(Challenge) Print the entries verbatim, leaving out the images they contain.

(Stored rows)
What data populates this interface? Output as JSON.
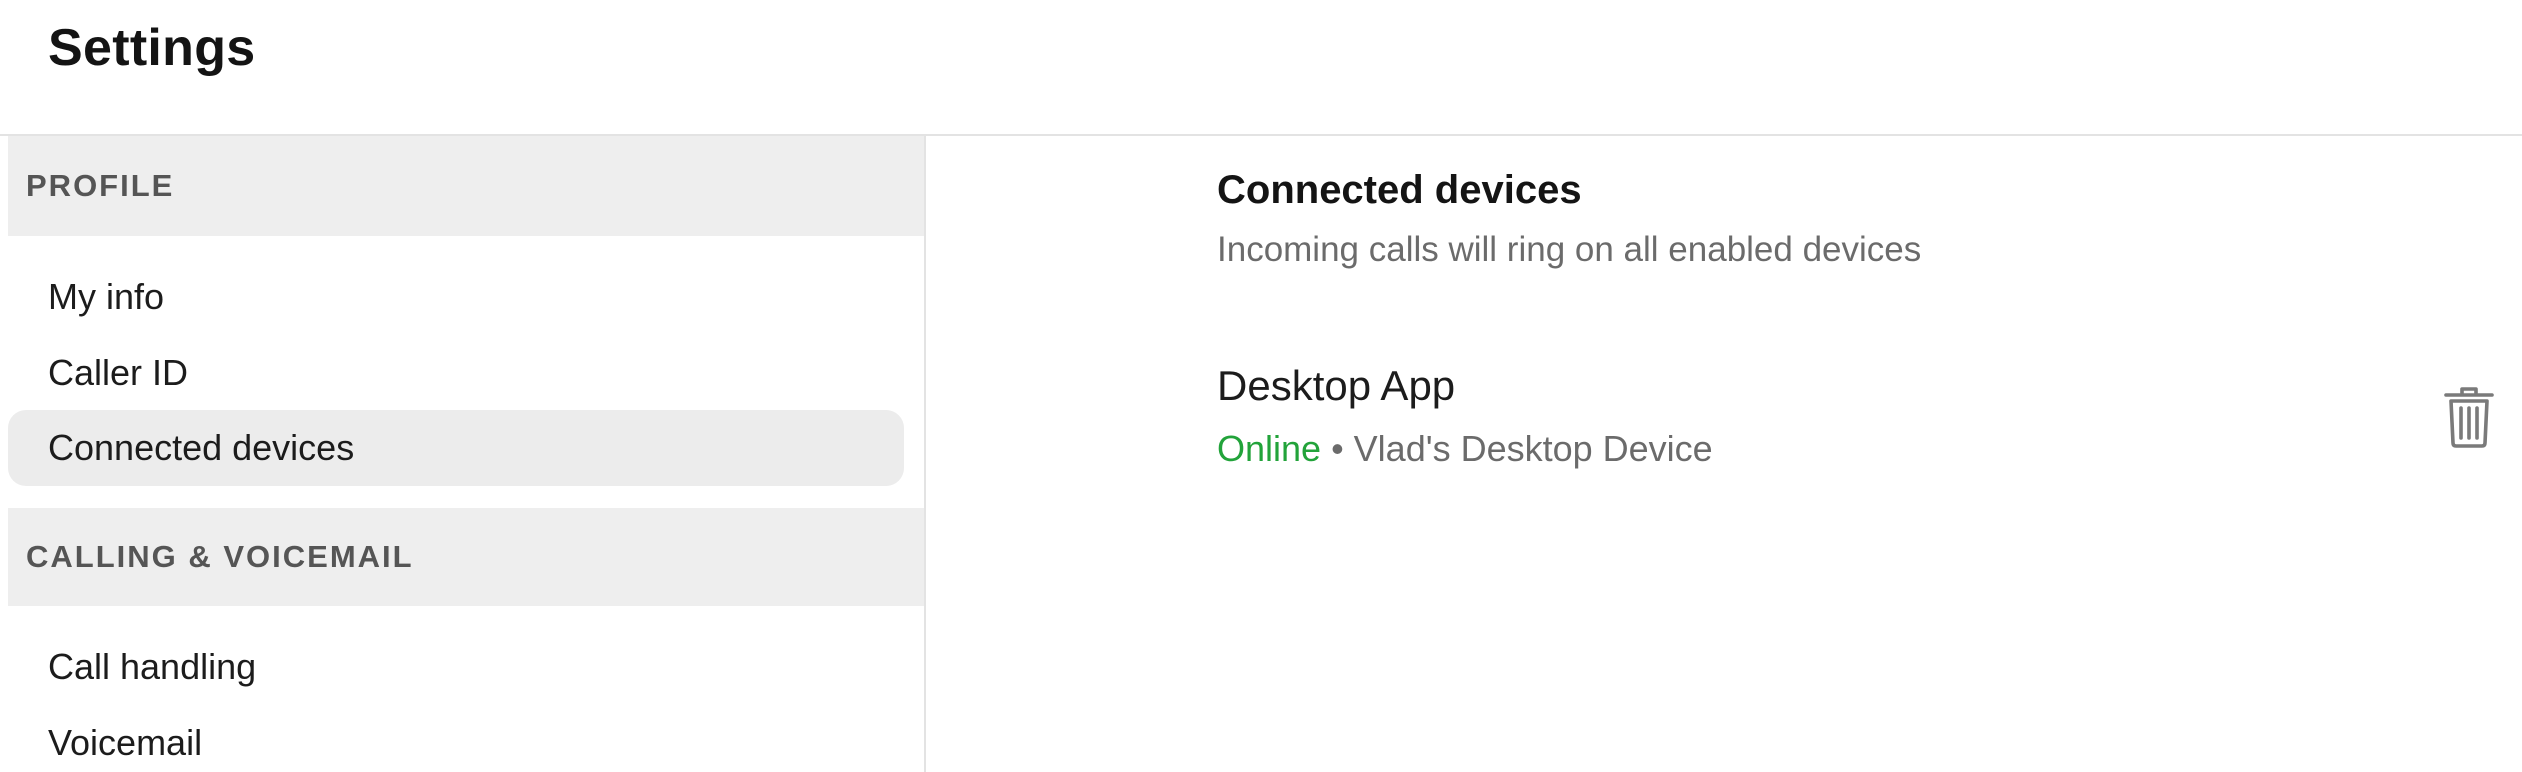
{
  "header": {
    "title": "Settings"
  },
  "sidebar": {
    "sections": [
      {
        "title": "PROFILE",
        "items": [
          {
            "label": "My info",
            "active": false
          },
          {
            "label": "Caller ID",
            "active": false
          },
          {
            "label": "Connected devices",
            "active": true
          }
        ]
      },
      {
        "title": "CALLING & VOICEMAIL",
        "items": [
          {
            "label": "Call handling",
            "active": false
          },
          {
            "label": "Voicemail",
            "active": false
          }
        ]
      }
    ]
  },
  "main": {
    "title": "Connected devices",
    "subtitle": "Incoming calls will ring on all enabled devices",
    "devices": [
      {
        "name": "Desktop App",
        "status": "Online",
        "separator": "•",
        "description": "Vlad's Desktop Device",
        "delete_icon": "trash-icon"
      }
    ]
  },
  "colors": {
    "online": "#22a33a",
    "section_bg": "#eeeeee",
    "active_bg": "#ececec",
    "muted_text": "#6b6b6b"
  }
}
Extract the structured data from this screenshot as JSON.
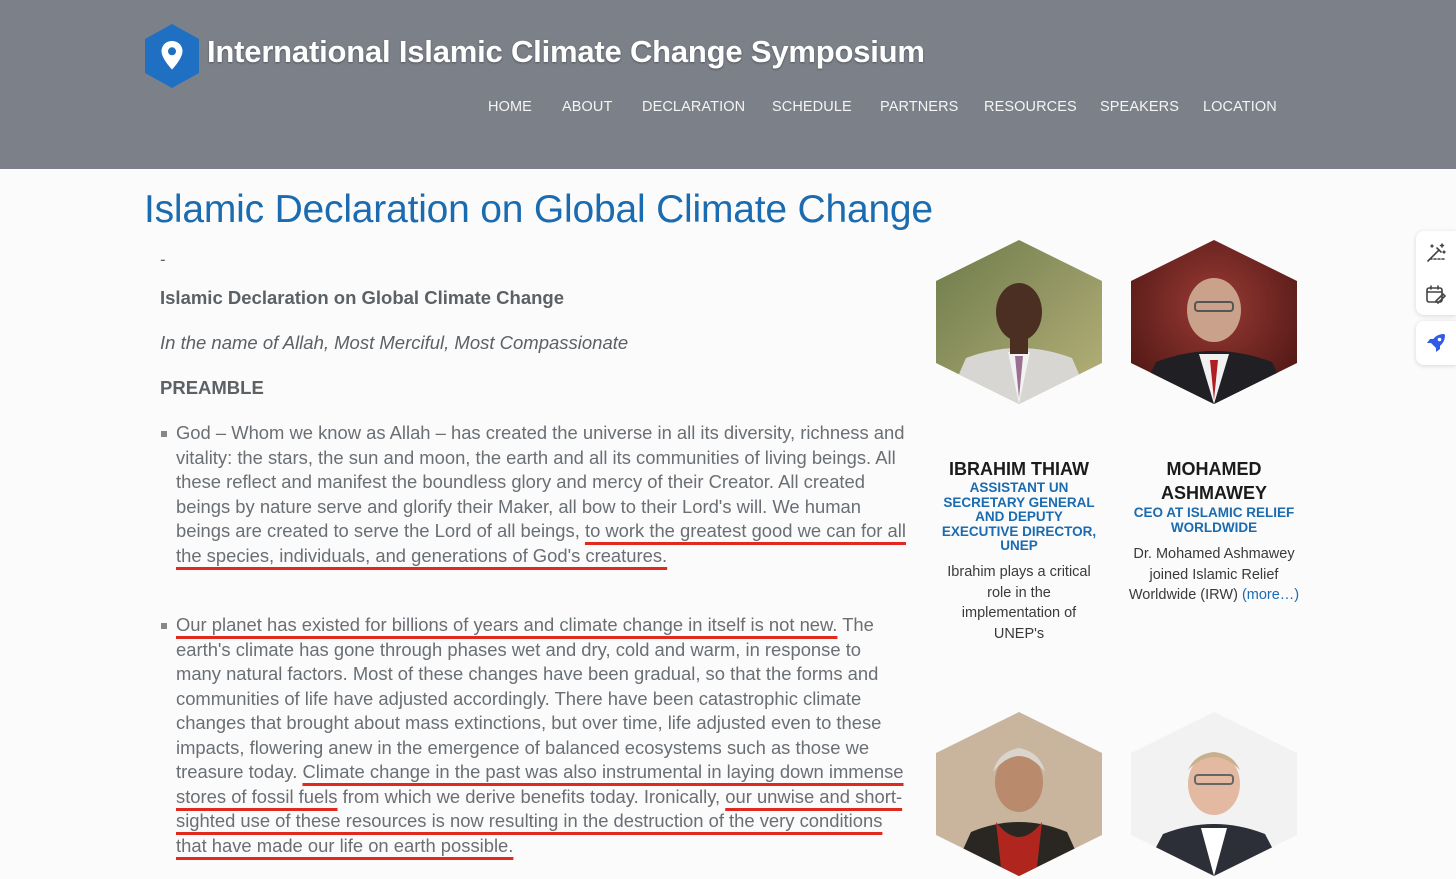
{
  "header": {
    "site_title": "International Islamic Climate Change Symposium",
    "logo_icon": "map-pin-icon",
    "brand_color": "#1f6fc2",
    "nav": [
      "HOME",
      "ABOUT",
      "DECLARATION",
      "SCHEDULE",
      "PARTNERS",
      "RESOURCES",
      "SPEAKERS",
      "LOCATION"
    ]
  },
  "main": {
    "page_title": "Islamic Declaration on Global Climate Change",
    "dash": "-",
    "sub_heading": "Islamic Declaration on Global Climate Change",
    "bismillah": "In the name of Allah, Most Merciful, Most Compassionate",
    "preamble": "PREAMBLE",
    "para1": {
      "text1": "God – Whom we know as Allah – has created the universe in all its diversity, richness and vitality: the stars, the sun and moon, the earth and all its communities of living beings. All these reflect and manifest the boundless glory and mercy of their Creator. All created beings by nature serve and glorify their Maker, all bow to their Lord's will. We human beings are created to serve the Lord of all beings,",
      "highlight1": "to work the greatest good we can for all the species, individuals, and generations of God's creatures."
    },
    "para2": {
      "highlight1": "Our planet has existed for billions of years and climate change in itself is not new.",
      "text1": "The earth's climate has gone through phases wet and dry, cold and warm, in response to many natural factors. Most of these changes have been gradual, so that the forms and communities of life have adjusted accordingly. There have been catastrophic climate changes that brought about mass extinctions, but over time, life adjusted even to these impacts, flowering anew in the emergence of balanced ecosystems such as those we treasure today.",
      "highlight2": "Climate change in the past was also instrumental in laying down immense stores of fossil fuels",
      "text2": "from which we derive benefits today. Ironically,",
      "highlight3": "our unwise and short-sighted use of these resources is now resulting in the destruction of the very conditions that have made our life on earth possible."
    }
  },
  "speakers": [
    {
      "name": "IBRAHIM THIAW",
      "role": "ASSISTANT UN SECRETARY GENERAL AND DEPUTY EXECUTIVE DIRECTOR, UNEP",
      "bio": "Ibrahim plays a critical role in the implementation of UNEP's",
      "more": ""
    },
    {
      "name": "MOHAMED ASHMAWEY",
      "role": "CEO AT ISLAMIC RELIEF WORLDWIDE",
      "bio": "Dr. Mohamed Ashmawey joined Islamic Relief Worldwide (IRW)",
      "more": "(more…)"
    }
  ],
  "side_tools": [
    "magic-edit-icon",
    "calendar-edit-icon",
    "rocket-icon"
  ]
}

(Answer to the problem)
What data populates this interface? Output as JSON.
{
  "header": {
    "title": "Settings"
  },
  "sidebar": {
    "sections": [
      {
        "title": "PROFILE",
        "items": [
          {
            "label": "My info",
            "active": false
          },
          {
            "label": "Caller ID",
            "active": false
          },
          {
            "label": "Connected devices",
            "active": true
          }
        ]
      },
      {
        "title": "CALLING & VOICEMAIL",
        "items": [
          {
            "label": "Call handling",
            "active": false
          },
          {
            "label": "Voicemail",
            "active": false
          }
        ]
      }
    ]
  },
  "main": {
    "title": "Connected devices",
    "subtitle": "Incoming calls will ring on all enabled devices",
    "devices": [
      {
        "name": "Desktop App",
        "status": "Online",
        "separator": "•",
        "description": "Vlad's Desktop Device",
        "delete_icon": "trash-icon"
      }
    ]
  },
  "colors": {
    "online": "#22a33a",
    "section_bg": "#eeeeee",
    "active_bg": "#ececec",
    "muted_text": "#6b6b6b"
  }
}
Extract the structured data from this screenshot as JSON.
{
  "header": {
    "site_title": "International Islamic Climate Change Symposium",
    "logo_icon": "map-pin-icon",
    "brand_color": "#1f6fc2",
    "nav": [
      "HOME",
      "ABOUT",
      "DECLARATION",
      "SCHEDULE",
      "PARTNERS",
      "RESOURCES",
      "SPEAKERS",
      "LOCATION"
    ]
  },
  "main": {
    "page_title": "Islamic Declaration on Global Climate Change",
    "dash": "-",
    "sub_heading": "Islamic Declaration on Global Climate Change",
    "bismillah": "In the name of Allah, Most Merciful, Most Compassionate",
    "preamble": "PREAMBLE",
    "para1": {
      "text1": "God – Whom we know as Allah – has created the universe in all its diversity, richness and vitality: the stars, the sun and moon, the earth and all its communities of living beings. All these reflect and manifest the boundless glory and mercy of their Creator. All created beings by nature serve and glorify their Maker, all bow to their Lord's will. We human beings are created to serve the Lord of all beings,",
      "highlight1": "to work the greatest good we can for all the species, individuals, and generations of God's creatures."
    },
    "para2": {
      "highlight1": "Our planet has existed for billions of years and climate change in itself is not new.",
      "text1": "The earth's climate has gone through phases wet and dry, cold and warm, in response to many natural factors. Most of these changes have been gradual, so that the forms and communities of life have adjusted accordingly. There have been catastrophic climate changes that brought about mass extinctions, but over time, life adjusted even to these impacts, flowering anew in the emergence of balanced ecosystems such as those we treasure today.",
      "highlight2": "Climate change in the past was also instrumental in laying down immense stores of fossil fuels",
      "text2": "from which we derive benefits today. Ironically,",
      "highlight3": "our unwise and short-sighted use of these resources is now resulting in the destruction of the very conditions that have made our life on earth possible."
    }
  },
  "speakers": [
    {
      "name": "IBRAHIM THIAW",
      "role": "ASSISTANT UN SECRETARY GENERAL AND DEPUTY EXECUTIVE DIRECTOR, UNEP",
      "bio": "Ibrahim plays a critical role in the implementation of UNEP's",
      "more": ""
    },
    {
      "name": "MOHAMED ASHMAWEY",
      "role": "CEO AT ISLAMIC RELIEF WORLDWIDE",
      "bio": "Dr. Mohamed Ashmawey joined Islamic Relief Worldwide (IRW)",
      "more": "(more…)"
    }
  ],
  "side_tools": [
    "magic-edit-icon",
    "calendar-edit-icon",
    "rocket-icon"
  ]
}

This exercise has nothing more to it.